● **PROBLEM DETAILS**: Below are the records. Gather each line that holds "JSON".
++++++
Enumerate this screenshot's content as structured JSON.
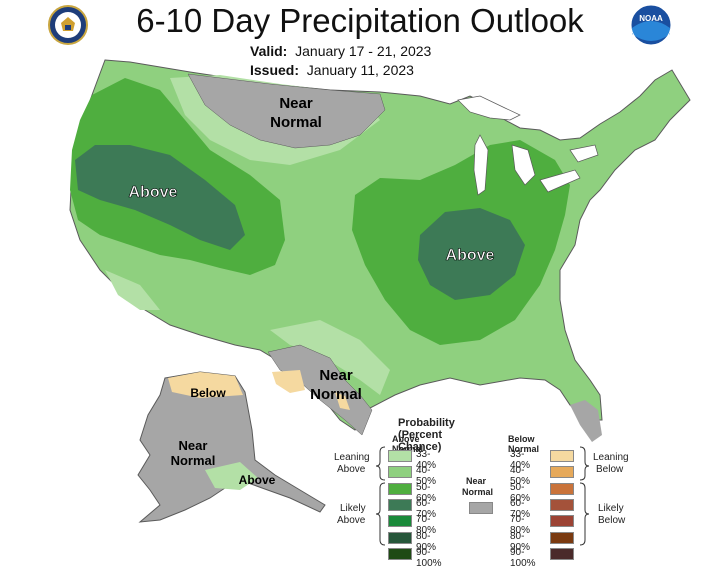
{
  "title": "6-10 Day Precipitation Outlook",
  "valid_label": "Valid:",
  "valid_value": "January 17 - 21, 2023",
  "issued_label": "Issued:",
  "issued_value": "January 11, 2023",
  "logos": {
    "left": "doc-seal-icon",
    "right": "noaa-logo-icon",
    "right_text": "NOAA"
  },
  "map_labels": {
    "near_normal_north_1": "Near",
    "near_normal_north_2": "Normal",
    "above_west": "Above",
    "above_east": "Above",
    "near_normal_south_1": "Near",
    "near_normal_south_2": "Normal",
    "below_ak": "Below",
    "near_normal_ak_1": "Near",
    "near_normal_ak_2": "Normal",
    "above_ak": "Above"
  },
  "legend": {
    "title": "Probability (Percent Chance)",
    "above_header": "Above Normal",
    "below_header": "Below Normal",
    "near_header_1": "Near",
    "near_header_2": "Normal",
    "leaning_above_1": "Leaning",
    "leaning_above_2": "Above",
    "likely_above_1": "Likely",
    "likely_above_2": "Above",
    "leaning_below_1": "Leaning",
    "leaning_below_2": "Below",
    "likely_below_1": "Likely",
    "likely_below_2": "Below",
    "ranges": [
      "33-40%",
      "40-50%",
      "50-60%",
      "60-70%",
      "70-80%",
      "80-90%",
      "90-100%"
    ],
    "above_colors": [
      "#b3e0a6",
      "#8fd07f",
      "#4fae3f",
      "#3d7a56",
      "#1a8a3a",
      "#26563a",
      "#1f4a14"
    ],
    "below_colors": [
      "#f5d9a0",
      "#e6a95a",
      "#c9733a",
      "#a4523a",
      "#9c4334",
      "#7a3a10",
      "#4a2a2a"
    ],
    "near_color": "#a6a6a6"
  },
  "colors": {
    "lean_above": "#b3e0a6",
    "above_40": "#8fd07f",
    "above_50": "#4fae3f",
    "above_60": "#3d7a56",
    "near": "#a6a6a6",
    "lean_below": "#f5d9a0"
  }
}
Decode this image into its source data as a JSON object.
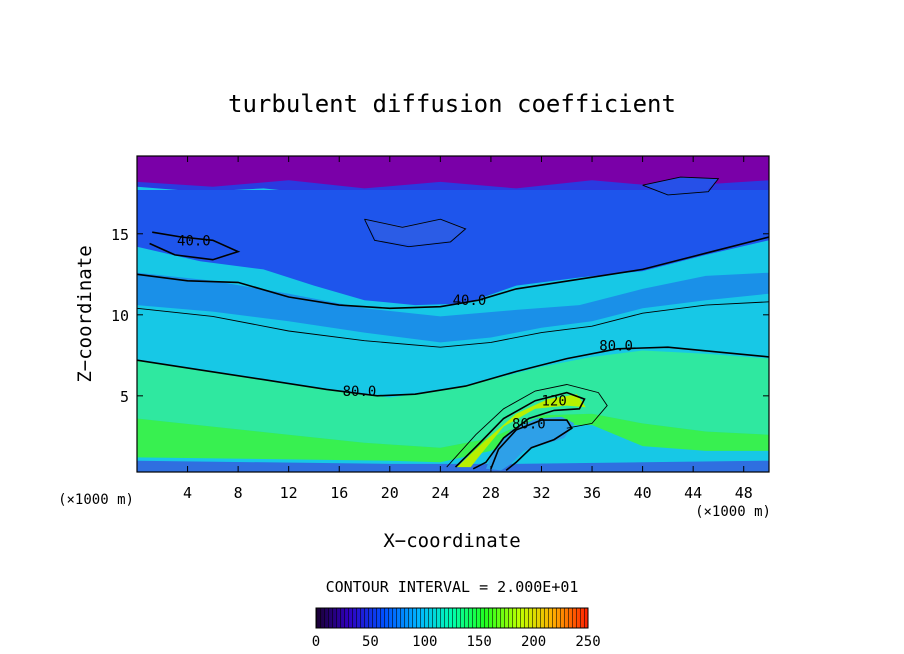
{
  "chart_data": {
    "type": "heatmap",
    "title": "turbulent diffusion coefficient",
    "xlabel": "X−coordinate",
    "ylabel": "Z−coordinate",
    "x_unit_left": "(×1000 m)",
    "x_unit_right": "(×1000 m)",
    "xlim": [
      0,
      50
    ],
    "ylim": [
      0.3,
      19.8
    ],
    "x_ticks": [
      4,
      8,
      12,
      16,
      20,
      24,
      28,
      32,
      36,
      40,
      44,
      48
    ],
    "y_ticks": [
      5,
      10,
      15
    ],
    "contour_interval_text": "CONTOUR INTERVAL = 2.000E+01",
    "colorbar": {
      "min": 0,
      "max": 250,
      "tick_values": [
        0,
        50,
        100,
        150,
        200,
        250
      ]
    },
    "contour_labels": [
      {
        "text": "40.0",
        "x": 4.5,
        "y": 14.6
      },
      {
        "text": "40.0",
        "x": 26.3,
        "y": 10.9
      },
      {
        "text": "80.0",
        "x": 37.9,
        "y": 8.1
      },
      {
        "text": "80.0",
        "x": 17.6,
        "y": 5.3
      },
      {
        "text": "120",
        "x": 33.0,
        "y": 4.7
      },
      {
        "text": "80.0",
        "x": 31.0,
        "y": 3.3
      }
    ],
    "field_layers": [
      {
        "value": 30,
        "color": "#2a3ae0",
        "boundary": [
          [
            0,
            19.8
          ],
          [
            0,
            17.9
          ],
          [
            5,
            17.6
          ],
          [
            10,
            17.8
          ],
          [
            15,
            17.4
          ],
          [
            20,
            17.7
          ],
          [
            25,
            17.2
          ],
          [
            30,
            17.6
          ],
          [
            35,
            17.3
          ],
          [
            40,
            17.6
          ],
          [
            45,
            17.2
          ],
          [
            50,
            17.7
          ],
          [
            50,
            19.8
          ]
        ]
      },
      {
        "value": 10,
        "color": "#7a00a8",
        "boundary": [
          [
            0,
            19.8
          ],
          [
            0,
            18.2
          ],
          [
            6,
            17.9
          ],
          [
            12,
            18.3
          ],
          [
            18,
            17.8
          ],
          [
            24,
            18.2
          ],
          [
            30,
            17.8
          ],
          [
            36,
            18.3
          ],
          [
            42,
            17.9
          ],
          [
            50,
            18.3
          ],
          [
            50,
            19.8
          ]
        ]
      },
      {
        "value": 50,
        "color": "#1e55ec",
        "boundary": [
          [
            0,
            17.7
          ],
          [
            0,
            14.2
          ],
          [
            5,
            13.3
          ],
          [
            10,
            12.8
          ],
          [
            14,
            11.8
          ],
          [
            18,
            10.9
          ],
          [
            22,
            10.6
          ],
          [
            26,
            10.7
          ],
          [
            30,
            11.8
          ],
          [
            35,
            12.3
          ],
          [
            40,
            12.7
          ],
          [
            45,
            13.7
          ],
          [
            50,
            14.6
          ],
          [
            50,
            17.7
          ]
        ]
      },
      {
        "value": 70,
        "color": "#1a90e8",
        "boundary": [
          [
            0,
            12.6
          ],
          [
            0,
            10.6
          ],
          [
            6,
            10.2
          ],
          [
            12,
            9.6
          ],
          [
            18,
            8.9
          ],
          [
            24,
            8.3
          ],
          [
            28,
            8.6
          ],
          [
            32,
            9.2
          ],
          [
            36,
            9.6
          ],
          [
            40,
            10.4
          ],
          [
            45,
            10.9
          ],
          [
            50,
            11.3
          ],
          [
            50,
            12.6
          ],
          [
            45,
            12.4
          ],
          [
            40,
            11.6
          ],
          [
            35,
            10.6
          ],
          [
            30,
            10.3
          ],
          [
            24,
            9.9
          ],
          [
            18,
            10.4
          ],
          [
            12,
            11.3
          ],
          [
            6,
            12.1
          ]
        ]
      },
      {
        "value": 90,
        "color": "#17c8e6",
        "boundary": [
          [
            0,
            10.6
          ],
          [
            0,
            7.2
          ],
          [
            6,
            6.6
          ],
          [
            12,
            5.8
          ],
          [
            16,
            5.4
          ],
          [
            20,
            5.0
          ],
          [
            24,
            5.4
          ],
          [
            28,
            6.2
          ],
          [
            32,
            7.0
          ],
          [
            36,
            7.6
          ],
          [
            40,
            7.9
          ],
          [
            45,
            7.7
          ],
          [
            50,
            7.3
          ],
          [
            50,
            10.8
          ],
          [
            45,
            10.6
          ],
          [
            40,
            10.1
          ],
          [
            36,
            9.3
          ],
          [
            32,
            8.9
          ],
          [
            28,
            8.3
          ],
          [
            24,
            8.0
          ],
          [
            18,
            8.6
          ],
          [
            12,
            9.3
          ],
          [
            6,
            10.0
          ]
        ]
      },
      {
        "value": 110,
        "color": "#2fe8a0",
        "boundary": [
          [
            0,
            7.2
          ],
          [
            0,
            3.6
          ],
          [
            6,
            3.1
          ],
          [
            12,
            2.6
          ],
          [
            18,
            2.1
          ],
          [
            24,
            1.8
          ],
          [
            28,
            2.4
          ],
          [
            32,
            3.8
          ],
          [
            36,
            3.9
          ],
          [
            40,
            3.3
          ],
          [
            45,
            2.8
          ],
          [
            50,
            2.6
          ],
          [
            50,
            7.3
          ],
          [
            45,
            7.6
          ],
          [
            40,
            7.8
          ],
          [
            36,
            7.4
          ],
          [
            32,
            6.8
          ],
          [
            28,
            6.0
          ],
          [
            24,
            5.3
          ],
          [
            20,
            4.9
          ],
          [
            16,
            5.3
          ],
          [
            12,
            5.7
          ],
          [
            6,
            6.5
          ]
        ]
      },
      {
        "value": 130,
        "color": "#38f050",
        "boundary": [
          [
            0,
            3.6
          ],
          [
            0,
            1.2
          ],
          [
            10,
            1.1
          ],
          [
            20,
            1.0
          ],
          [
            24,
            0.9
          ],
          [
            28,
            1.6
          ],
          [
            32,
            3.2
          ],
          [
            36,
            3.2
          ],
          [
            40,
            1.9
          ],
          [
            45,
            1.6
          ],
          [
            50,
            1.6
          ],
          [
            50,
            2.6
          ],
          [
            45,
            2.8
          ],
          [
            40,
            3.3
          ],
          [
            36,
            3.9
          ],
          [
            32,
            3.8
          ],
          [
            28,
            2.4
          ],
          [
            24,
            1.8
          ],
          [
            18,
            2.1
          ],
          [
            12,
            2.6
          ],
          [
            6,
            3.1
          ]
        ]
      },
      {
        "value": 60,
        "color": "#2f6fe0",
        "boundary": [
          [
            0,
            1.0
          ],
          [
            0,
            0.3
          ],
          [
            50,
            0.3
          ],
          [
            50,
            1.0
          ],
          [
            40,
            0.9
          ],
          [
            30,
            0.8
          ],
          [
            20,
            0.8
          ],
          [
            10,
            0.9
          ]
        ]
      },
      {
        "value": 170,
        "color": "#b8f000",
        "boundary": [
          [
            25.3,
            0.6
          ],
          [
            27.5,
            2.2
          ],
          [
            30.0,
            3.9
          ],
          [
            32.5,
            4.8
          ],
          [
            34.8,
            5.1
          ],
          [
            35.5,
            4.3
          ],
          [
            34.0,
            4.4
          ],
          [
            31.5,
            4.2
          ],
          [
            29.0,
            3.1
          ],
          [
            27.2,
            1.4
          ],
          [
            26.4,
            0.6
          ]
        ]
      },
      {
        "value": 80,
        "color": "#2ea0e8",
        "boundary": [
          [
            27.6,
            0.5
          ],
          [
            28.2,
            1.6
          ],
          [
            29.6,
            2.9
          ],
          [
            31.6,
            3.6
          ],
          [
            33.6,
            3.7
          ],
          [
            34.6,
            3.3
          ],
          [
            33.8,
            2.4
          ],
          [
            32.2,
            2.0
          ],
          [
            30.6,
            1.6
          ],
          [
            29.6,
            0.8
          ],
          [
            28.8,
            0.4
          ]
        ]
      },
      {
        "value": 45,
        "color": "#2b5ce6",
        "boundary": [
          [
            18.0,
            15.9
          ],
          [
            21.0,
            15.5
          ],
          [
            24.0,
            15.9
          ],
          [
            26.0,
            15.4
          ],
          [
            25.0,
            14.6
          ],
          [
            22.0,
            14.3
          ],
          [
            19.0,
            14.6
          ]
        ]
      },
      {
        "value": 40,
        "color": "#2650e8",
        "boundary": [
          [
            40.0,
            18.0
          ],
          [
            43.0,
            18.5
          ],
          [
            46.0,
            18.4
          ],
          [
            45.0,
            17.6
          ],
          [
            42.0,
            17.5
          ]
        ]
      }
    ],
    "contour_lines": [
      {
        "value": 40,
        "points": [
          [
            0,
            12.5
          ],
          [
            4,
            12.1
          ],
          [
            8,
            12.0
          ],
          [
            12,
            11.1
          ],
          [
            16,
            10.6
          ],
          [
            20,
            10.4
          ],
          [
            24,
            10.5
          ],
          [
            27,
            10.9
          ],
          [
            30,
            11.6
          ],
          [
            35,
            12.2
          ],
          [
            40,
            12.8
          ],
          [
            45,
            13.8
          ],
          [
            50,
            14.8
          ]
        ]
      },
      {
        "value": 40,
        "points": [
          [
            1.2,
            15.1
          ],
          [
            3.5,
            14.8
          ],
          [
            6.0,
            14.6
          ],
          [
            8.0,
            13.9
          ],
          [
            6.0,
            13.4
          ],
          [
            3.0,
            13.7
          ],
          [
            1.0,
            14.4
          ]
        ]
      },
      {
        "value": 80,
        "points": [
          [
            0,
            7.2
          ],
          [
            5,
            6.6
          ],
          [
            10,
            6.0
          ],
          [
            15,
            5.4
          ],
          [
            19,
            5.0
          ],
          [
            22,
            5.1
          ],
          [
            26,
            5.6
          ],
          [
            30,
            6.5
          ],
          [
            34,
            7.3
          ],
          [
            38,
            7.9
          ],
          [
            42,
            8.0
          ],
          [
            46,
            7.7
          ],
          [
            50,
            7.4
          ]
        ]
      },
      {
        "value": 60,
        "points": [
          [
            0,
            10.4
          ],
          [
            6,
            9.9
          ],
          [
            12,
            9.0
          ],
          [
            18,
            8.4
          ],
          [
            24,
            8.0
          ],
          [
            28,
            8.3
          ],
          [
            32,
            8.9
          ],
          [
            36,
            9.3
          ],
          [
            40,
            10.1
          ],
          [
            45,
            10.6
          ],
          [
            50,
            10.8
          ]
        ]
      },
      {
        "value": 120,
        "points": [
          [
            25.2,
            0.6
          ],
          [
            27.0,
            2.0
          ],
          [
            29.0,
            3.6
          ],
          [
            31.5,
            4.7
          ],
          [
            34.0,
            5.2
          ],
          [
            35.4,
            4.8
          ],
          [
            35.0,
            4.2
          ],
          [
            33.0,
            4.1
          ],
          [
            31.0,
            3.6
          ],
          [
            29.0,
            2.4
          ],
          [
            27.6,
            0.9
          ],
          [
            26.6,
            0.5
          ]
        ]
      },
      {
        "value": 100,
        "points": [
          [
            24.5,
            0.6
          ],
          [
            26.8,
            2.6
          ],
          [
            29.0,
            4.2
          ],
          [
            31.5,
            5.3
          ],
          [
            34.0,
            5.7
          ],
          [
            36.5,
            5.2
          ],
          [
            37.2,
            4.4
          ],
          [
            36.0,
            3.3
          ],
          [
            34.0,
            3.0
          ]
        ]
      },
      {
        "value": 80,
        "points": [
          [
            28.0,
            0.5
          ],
          [
            28.6,
            1.7
          ],
          [
            30.0,
            2.9
          ],
          [
            32.0,
            3.5
          ],
          [
            34.0,
            3.5
          ],
          [
            34.4,
            3.0
          ],
          [
            33.0,
            2.3
          ],
          [
            31.2,
            1.8
          ],
          [
            30.0,
            0.9
          ],
          [
            29.2,
            0.4
          ]
        ]
      },
      {
        "value": 20,
        "points": [
          [
            18.0,
            15.9
          ],
          [
            21.0,
            15.4
          ],
          [
            24.0,
            15.9
          ],
          [
            26.0,
            15.3
          ],
          [
            24.8,
            14.5
          ],
          [
            21.5,
            14.2
          ],
          [
            18.8,
            14.6
          ],
          [
            18.0,
            15.9
          ]
        ]
      },
      {
        "value": 20,
        "points": [
          [
            40.0,
            18.0
          ],
          [
            43.0,
            18.5
          ],
          [
            46.0,
            18.4
          ],
          [
            45.2,
            17.6
          ],
          [
            42.0,
            17.4
          ],
          [
            40.0,
            18.0
          ]
        ]
      }
    ]
  }
}
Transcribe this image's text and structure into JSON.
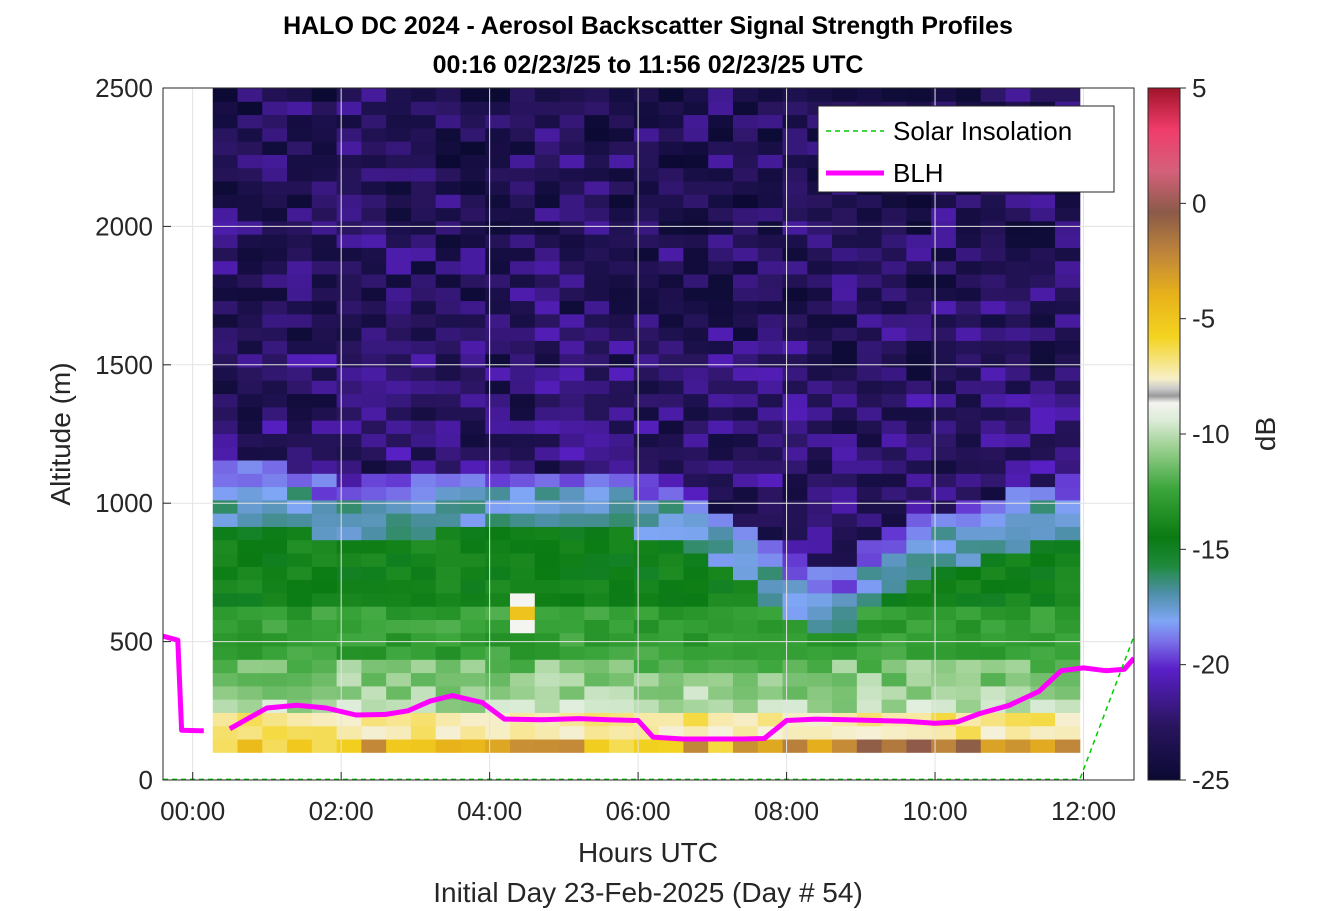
++++++
● **RIGHT ANSWER**:
Enumerate this screenshot's content as structured JSON.
Decode this image into its source data as a JSON object.
Transcribe this image's text and structure into JSON.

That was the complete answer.